## How to complete this task
In how many lines of the entries below does "infeksi" appear? Give only the number.

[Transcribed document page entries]
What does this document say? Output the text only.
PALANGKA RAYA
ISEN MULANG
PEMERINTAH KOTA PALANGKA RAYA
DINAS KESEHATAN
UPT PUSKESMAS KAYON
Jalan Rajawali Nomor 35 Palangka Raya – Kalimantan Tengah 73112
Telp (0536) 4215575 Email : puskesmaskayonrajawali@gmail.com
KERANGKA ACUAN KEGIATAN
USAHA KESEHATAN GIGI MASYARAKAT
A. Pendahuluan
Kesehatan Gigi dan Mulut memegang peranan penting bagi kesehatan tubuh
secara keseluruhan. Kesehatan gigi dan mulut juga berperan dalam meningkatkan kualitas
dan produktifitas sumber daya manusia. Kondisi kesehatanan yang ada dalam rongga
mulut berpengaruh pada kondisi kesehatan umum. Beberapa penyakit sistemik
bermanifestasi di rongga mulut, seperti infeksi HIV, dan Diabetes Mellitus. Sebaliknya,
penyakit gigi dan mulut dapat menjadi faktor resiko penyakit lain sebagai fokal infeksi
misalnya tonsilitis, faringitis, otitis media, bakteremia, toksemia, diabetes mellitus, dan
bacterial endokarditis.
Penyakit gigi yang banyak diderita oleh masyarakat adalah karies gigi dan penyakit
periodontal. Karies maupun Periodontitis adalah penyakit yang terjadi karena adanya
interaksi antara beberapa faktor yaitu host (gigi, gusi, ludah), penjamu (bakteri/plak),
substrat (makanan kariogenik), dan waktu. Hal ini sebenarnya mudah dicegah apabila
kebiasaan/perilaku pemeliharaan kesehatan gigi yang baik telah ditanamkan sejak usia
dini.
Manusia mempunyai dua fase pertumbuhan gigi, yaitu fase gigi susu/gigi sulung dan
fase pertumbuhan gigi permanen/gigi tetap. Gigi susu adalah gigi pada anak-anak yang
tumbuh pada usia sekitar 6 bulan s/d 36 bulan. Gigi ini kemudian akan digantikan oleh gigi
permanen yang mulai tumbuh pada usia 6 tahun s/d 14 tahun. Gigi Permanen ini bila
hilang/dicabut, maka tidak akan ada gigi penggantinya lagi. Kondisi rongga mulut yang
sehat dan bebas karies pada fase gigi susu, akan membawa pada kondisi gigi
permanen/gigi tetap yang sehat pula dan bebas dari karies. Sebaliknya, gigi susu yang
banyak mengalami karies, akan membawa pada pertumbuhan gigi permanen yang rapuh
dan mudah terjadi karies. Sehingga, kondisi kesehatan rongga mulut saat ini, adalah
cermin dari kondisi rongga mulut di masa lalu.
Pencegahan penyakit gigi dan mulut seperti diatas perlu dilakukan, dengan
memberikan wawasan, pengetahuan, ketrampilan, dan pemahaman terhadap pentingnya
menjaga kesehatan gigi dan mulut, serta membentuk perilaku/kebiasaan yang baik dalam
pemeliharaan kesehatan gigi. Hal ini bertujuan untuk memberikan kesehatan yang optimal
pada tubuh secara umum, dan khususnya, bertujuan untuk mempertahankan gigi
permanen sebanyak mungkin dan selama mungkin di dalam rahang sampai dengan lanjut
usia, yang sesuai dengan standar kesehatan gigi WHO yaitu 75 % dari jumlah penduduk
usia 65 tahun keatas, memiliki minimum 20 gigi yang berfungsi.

## Task answer
2